DO THIS →
Search the material for the string "screenshot" and copy each line where it occurs.

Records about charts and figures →
====
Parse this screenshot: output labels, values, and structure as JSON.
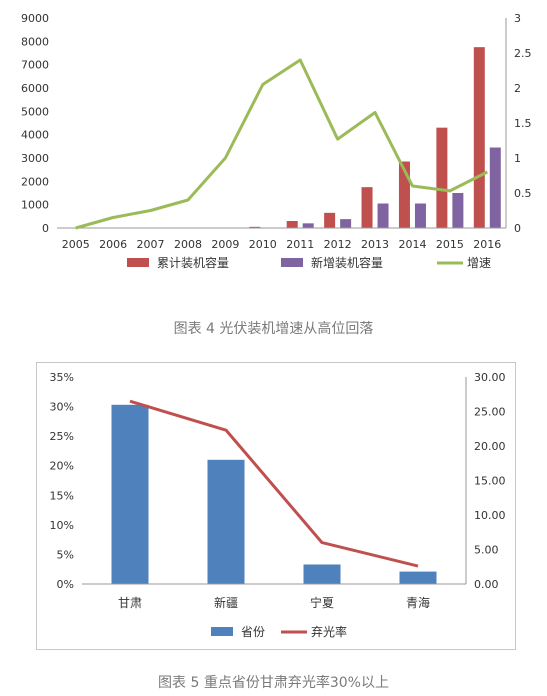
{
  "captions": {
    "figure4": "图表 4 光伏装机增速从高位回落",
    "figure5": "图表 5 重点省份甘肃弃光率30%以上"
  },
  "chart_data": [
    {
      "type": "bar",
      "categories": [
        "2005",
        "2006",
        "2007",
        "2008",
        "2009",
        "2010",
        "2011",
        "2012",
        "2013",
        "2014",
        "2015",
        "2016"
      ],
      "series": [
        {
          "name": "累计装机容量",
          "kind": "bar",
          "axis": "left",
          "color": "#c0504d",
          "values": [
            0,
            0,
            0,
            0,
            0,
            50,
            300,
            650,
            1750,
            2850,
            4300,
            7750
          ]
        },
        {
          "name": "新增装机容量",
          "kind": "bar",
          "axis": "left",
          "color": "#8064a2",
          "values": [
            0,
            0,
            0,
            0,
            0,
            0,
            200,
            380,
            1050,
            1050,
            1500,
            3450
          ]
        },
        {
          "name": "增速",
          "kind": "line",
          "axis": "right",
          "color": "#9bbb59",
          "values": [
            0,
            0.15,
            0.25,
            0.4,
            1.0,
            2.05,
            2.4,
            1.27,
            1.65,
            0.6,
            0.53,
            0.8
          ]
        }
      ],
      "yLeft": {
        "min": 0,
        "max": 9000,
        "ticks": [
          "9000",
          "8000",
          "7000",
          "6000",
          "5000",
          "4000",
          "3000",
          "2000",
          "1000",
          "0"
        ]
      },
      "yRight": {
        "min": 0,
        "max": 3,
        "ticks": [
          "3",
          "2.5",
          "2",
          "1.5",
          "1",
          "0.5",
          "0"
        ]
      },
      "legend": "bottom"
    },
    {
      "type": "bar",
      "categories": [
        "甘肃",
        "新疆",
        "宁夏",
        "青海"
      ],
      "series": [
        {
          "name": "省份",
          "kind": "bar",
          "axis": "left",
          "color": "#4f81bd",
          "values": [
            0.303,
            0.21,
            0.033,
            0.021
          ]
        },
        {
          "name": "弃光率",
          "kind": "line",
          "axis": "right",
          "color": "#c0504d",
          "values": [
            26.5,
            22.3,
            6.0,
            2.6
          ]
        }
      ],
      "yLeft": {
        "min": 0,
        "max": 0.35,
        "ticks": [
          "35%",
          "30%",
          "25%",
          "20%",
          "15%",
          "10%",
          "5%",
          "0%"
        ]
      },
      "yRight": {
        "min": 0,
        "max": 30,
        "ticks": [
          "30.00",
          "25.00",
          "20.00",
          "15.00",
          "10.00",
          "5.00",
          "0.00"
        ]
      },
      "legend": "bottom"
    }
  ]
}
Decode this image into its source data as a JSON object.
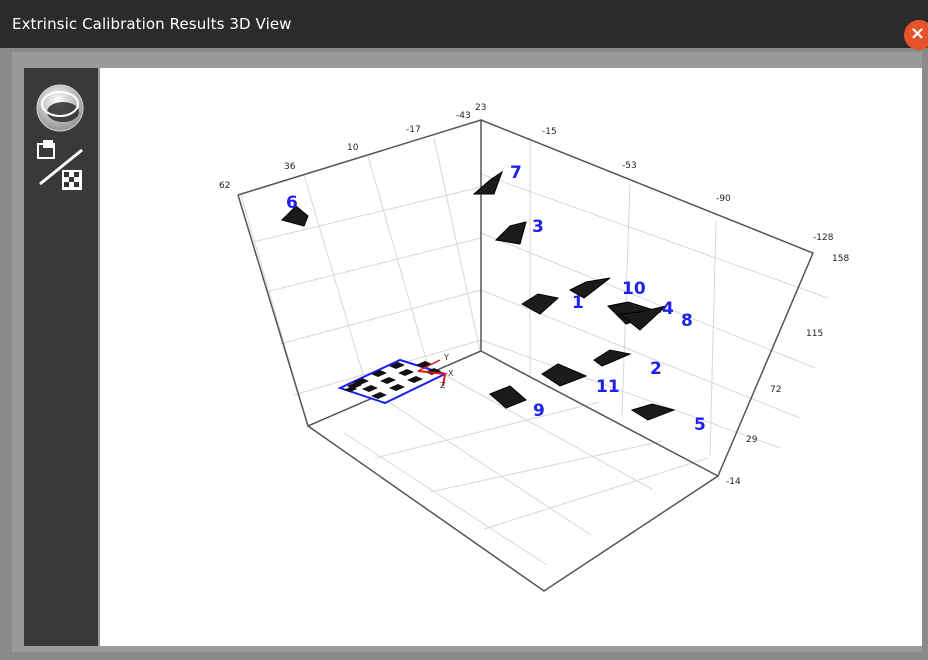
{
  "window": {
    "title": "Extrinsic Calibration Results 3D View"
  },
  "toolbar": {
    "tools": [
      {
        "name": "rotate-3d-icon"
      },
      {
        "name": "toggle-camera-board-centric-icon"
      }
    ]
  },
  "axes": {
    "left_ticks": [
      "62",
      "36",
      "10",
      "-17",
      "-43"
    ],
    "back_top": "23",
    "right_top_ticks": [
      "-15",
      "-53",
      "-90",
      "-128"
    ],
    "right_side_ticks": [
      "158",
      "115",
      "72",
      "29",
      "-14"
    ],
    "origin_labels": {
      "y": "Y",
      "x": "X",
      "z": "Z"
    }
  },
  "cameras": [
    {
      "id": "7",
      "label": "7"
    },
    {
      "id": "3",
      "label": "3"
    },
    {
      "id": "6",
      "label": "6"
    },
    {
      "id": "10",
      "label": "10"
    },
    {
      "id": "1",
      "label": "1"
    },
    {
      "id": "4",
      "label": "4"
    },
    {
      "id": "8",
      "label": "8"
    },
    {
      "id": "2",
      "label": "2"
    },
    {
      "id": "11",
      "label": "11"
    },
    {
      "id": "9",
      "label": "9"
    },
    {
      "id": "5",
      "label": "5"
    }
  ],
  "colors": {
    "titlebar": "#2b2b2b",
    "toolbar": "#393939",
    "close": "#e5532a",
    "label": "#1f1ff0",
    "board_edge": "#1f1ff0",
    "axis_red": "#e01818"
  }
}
====
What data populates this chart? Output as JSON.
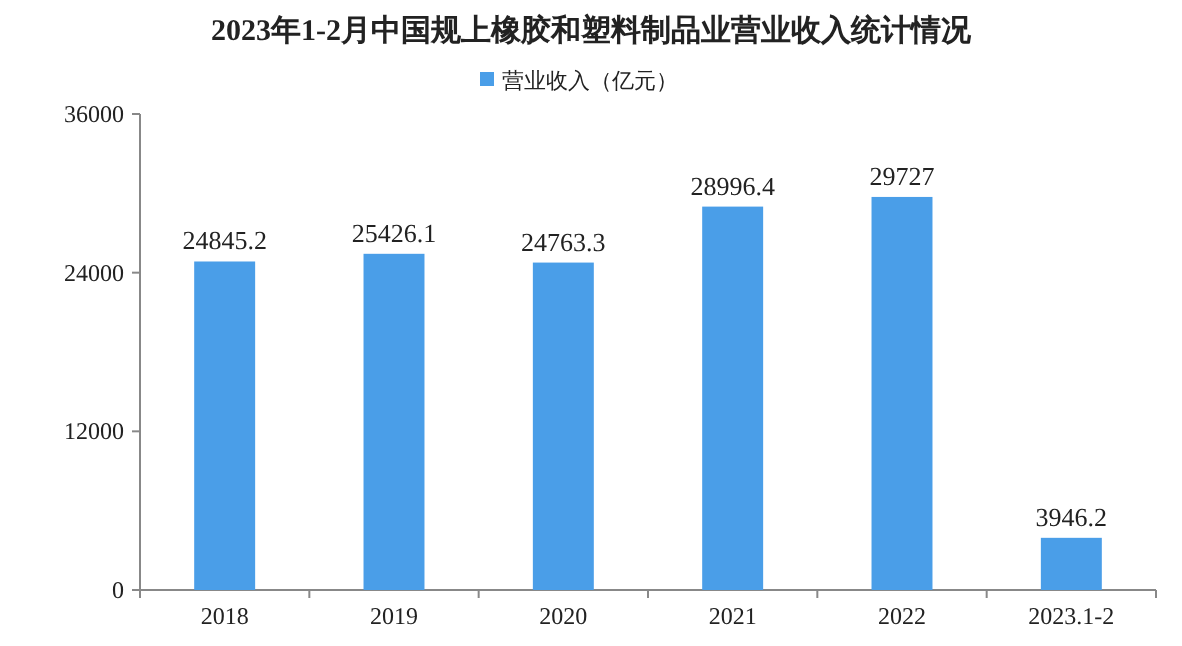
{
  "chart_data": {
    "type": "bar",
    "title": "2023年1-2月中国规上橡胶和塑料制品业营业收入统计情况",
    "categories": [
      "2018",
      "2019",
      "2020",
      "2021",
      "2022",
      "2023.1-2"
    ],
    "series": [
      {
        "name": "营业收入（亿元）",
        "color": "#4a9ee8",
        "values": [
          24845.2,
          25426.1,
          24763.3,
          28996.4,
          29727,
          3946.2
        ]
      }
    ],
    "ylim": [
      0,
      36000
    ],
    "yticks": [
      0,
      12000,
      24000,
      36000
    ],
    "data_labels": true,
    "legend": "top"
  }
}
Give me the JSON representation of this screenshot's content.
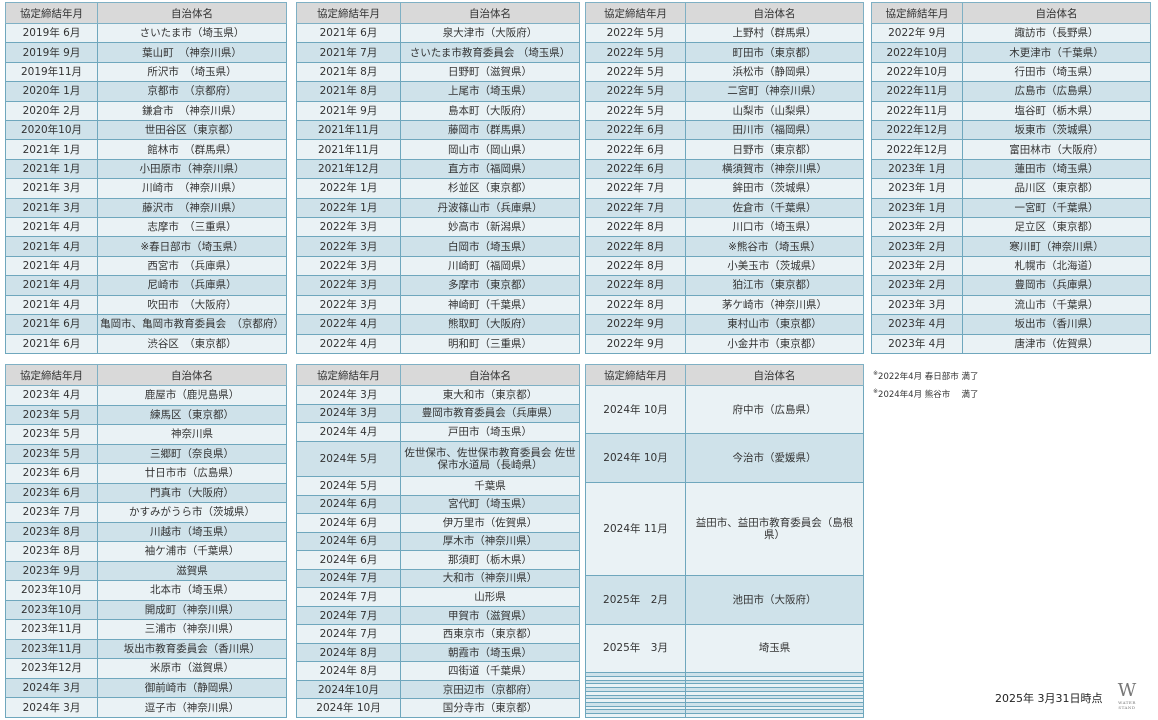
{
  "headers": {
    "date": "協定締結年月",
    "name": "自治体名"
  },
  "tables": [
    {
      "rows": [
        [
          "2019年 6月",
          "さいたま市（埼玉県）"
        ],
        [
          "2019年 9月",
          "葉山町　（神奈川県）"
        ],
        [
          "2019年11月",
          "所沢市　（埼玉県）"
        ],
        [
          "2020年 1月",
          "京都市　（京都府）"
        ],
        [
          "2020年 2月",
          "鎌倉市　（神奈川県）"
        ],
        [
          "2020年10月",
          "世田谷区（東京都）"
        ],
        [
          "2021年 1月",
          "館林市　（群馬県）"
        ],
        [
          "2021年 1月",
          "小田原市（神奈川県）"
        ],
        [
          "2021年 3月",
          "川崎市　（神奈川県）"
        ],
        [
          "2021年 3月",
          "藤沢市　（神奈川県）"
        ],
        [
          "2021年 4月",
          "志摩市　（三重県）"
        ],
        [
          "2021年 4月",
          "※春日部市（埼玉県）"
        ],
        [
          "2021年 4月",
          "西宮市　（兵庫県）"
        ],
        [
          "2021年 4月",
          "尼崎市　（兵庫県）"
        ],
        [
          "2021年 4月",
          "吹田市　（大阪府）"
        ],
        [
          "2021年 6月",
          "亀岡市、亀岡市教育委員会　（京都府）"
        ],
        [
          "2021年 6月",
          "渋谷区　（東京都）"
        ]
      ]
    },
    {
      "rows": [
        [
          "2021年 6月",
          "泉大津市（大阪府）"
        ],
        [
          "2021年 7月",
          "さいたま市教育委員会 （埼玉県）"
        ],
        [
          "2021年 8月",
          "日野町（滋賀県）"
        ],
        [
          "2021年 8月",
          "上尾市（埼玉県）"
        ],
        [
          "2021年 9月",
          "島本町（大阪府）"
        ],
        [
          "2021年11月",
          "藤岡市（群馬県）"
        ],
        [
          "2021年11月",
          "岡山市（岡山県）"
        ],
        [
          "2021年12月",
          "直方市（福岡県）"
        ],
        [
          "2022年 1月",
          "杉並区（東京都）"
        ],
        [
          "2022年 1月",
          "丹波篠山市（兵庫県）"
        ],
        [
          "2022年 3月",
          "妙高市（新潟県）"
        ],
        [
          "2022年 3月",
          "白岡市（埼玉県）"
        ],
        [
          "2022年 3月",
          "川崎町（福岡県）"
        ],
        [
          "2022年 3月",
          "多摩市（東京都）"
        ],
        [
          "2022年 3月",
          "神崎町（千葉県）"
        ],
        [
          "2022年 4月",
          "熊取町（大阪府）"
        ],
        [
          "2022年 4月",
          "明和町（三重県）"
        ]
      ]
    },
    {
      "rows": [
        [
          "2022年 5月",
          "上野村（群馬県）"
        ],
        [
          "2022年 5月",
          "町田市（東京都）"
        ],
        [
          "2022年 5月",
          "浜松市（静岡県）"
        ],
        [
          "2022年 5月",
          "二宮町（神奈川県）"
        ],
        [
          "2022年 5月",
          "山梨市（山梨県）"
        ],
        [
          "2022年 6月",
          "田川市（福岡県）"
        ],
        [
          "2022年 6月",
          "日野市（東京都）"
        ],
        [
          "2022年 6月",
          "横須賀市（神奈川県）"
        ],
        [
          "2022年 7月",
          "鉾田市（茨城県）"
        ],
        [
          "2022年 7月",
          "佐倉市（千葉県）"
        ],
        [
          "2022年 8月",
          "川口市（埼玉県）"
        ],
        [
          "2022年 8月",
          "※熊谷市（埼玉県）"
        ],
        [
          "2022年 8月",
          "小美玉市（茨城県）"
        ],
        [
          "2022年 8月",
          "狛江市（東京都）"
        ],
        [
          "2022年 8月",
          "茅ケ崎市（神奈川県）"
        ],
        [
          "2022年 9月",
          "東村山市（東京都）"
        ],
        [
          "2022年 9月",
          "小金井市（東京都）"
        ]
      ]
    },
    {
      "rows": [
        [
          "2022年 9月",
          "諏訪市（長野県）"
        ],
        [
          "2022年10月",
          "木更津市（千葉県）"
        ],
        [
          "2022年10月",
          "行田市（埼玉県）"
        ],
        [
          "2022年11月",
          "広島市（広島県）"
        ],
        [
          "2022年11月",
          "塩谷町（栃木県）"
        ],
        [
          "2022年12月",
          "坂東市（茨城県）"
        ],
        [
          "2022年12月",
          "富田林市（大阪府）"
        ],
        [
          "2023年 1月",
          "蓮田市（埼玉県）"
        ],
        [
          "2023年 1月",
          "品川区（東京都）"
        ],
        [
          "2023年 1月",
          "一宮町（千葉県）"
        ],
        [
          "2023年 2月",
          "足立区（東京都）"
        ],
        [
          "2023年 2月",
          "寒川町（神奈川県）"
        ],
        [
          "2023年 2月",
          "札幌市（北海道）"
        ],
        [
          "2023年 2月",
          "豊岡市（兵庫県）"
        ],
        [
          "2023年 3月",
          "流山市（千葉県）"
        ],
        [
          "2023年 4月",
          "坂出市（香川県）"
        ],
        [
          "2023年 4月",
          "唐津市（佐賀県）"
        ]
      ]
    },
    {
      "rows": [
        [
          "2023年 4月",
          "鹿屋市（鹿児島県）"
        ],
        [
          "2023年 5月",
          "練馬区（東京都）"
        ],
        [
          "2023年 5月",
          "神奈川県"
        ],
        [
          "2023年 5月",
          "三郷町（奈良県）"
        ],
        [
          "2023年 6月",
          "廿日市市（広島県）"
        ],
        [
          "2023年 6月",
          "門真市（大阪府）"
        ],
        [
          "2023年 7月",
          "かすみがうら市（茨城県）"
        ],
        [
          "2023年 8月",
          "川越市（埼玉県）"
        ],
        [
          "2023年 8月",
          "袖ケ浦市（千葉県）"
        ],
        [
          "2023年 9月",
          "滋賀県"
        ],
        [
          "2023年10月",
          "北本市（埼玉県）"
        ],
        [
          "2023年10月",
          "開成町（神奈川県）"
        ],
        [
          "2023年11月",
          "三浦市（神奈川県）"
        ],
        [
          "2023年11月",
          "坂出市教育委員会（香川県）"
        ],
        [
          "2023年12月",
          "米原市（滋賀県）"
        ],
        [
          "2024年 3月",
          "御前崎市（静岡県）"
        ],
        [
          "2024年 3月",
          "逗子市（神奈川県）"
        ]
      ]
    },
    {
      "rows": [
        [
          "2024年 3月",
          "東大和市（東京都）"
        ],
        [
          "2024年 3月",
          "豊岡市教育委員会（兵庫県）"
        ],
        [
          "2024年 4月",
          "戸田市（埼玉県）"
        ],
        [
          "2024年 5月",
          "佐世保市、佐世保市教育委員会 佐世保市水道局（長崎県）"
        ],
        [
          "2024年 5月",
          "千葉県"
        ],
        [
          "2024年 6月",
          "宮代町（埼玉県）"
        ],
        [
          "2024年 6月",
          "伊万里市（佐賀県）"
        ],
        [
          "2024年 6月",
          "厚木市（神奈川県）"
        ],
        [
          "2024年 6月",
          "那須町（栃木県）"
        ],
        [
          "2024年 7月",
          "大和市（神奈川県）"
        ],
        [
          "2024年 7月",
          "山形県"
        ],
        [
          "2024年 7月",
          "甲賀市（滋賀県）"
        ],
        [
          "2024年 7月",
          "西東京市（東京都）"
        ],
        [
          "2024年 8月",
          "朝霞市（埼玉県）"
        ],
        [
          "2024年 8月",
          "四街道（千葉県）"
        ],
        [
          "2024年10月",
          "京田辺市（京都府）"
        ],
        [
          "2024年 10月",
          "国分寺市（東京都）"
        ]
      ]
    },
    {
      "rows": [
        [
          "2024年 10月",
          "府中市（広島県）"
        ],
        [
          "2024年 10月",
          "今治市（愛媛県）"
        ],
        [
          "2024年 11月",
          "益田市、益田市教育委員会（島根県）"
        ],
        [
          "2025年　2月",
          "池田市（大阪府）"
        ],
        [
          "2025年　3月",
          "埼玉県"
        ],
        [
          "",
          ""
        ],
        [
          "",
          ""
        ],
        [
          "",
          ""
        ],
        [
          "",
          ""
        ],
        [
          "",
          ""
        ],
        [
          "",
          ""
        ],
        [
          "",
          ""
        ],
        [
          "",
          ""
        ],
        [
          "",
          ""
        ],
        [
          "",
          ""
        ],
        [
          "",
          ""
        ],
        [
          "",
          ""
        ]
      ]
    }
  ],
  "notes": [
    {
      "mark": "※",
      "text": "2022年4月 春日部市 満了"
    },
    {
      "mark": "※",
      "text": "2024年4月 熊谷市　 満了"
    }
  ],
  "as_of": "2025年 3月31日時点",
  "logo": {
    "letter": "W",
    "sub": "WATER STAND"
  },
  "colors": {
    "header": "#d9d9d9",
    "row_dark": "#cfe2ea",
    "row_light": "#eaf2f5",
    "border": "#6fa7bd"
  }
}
====
COMPLETED EXERCISE →
Parse this screenshot: output labels, values, and structure as JSON.
Give me the JSON representation of this screenshot's content.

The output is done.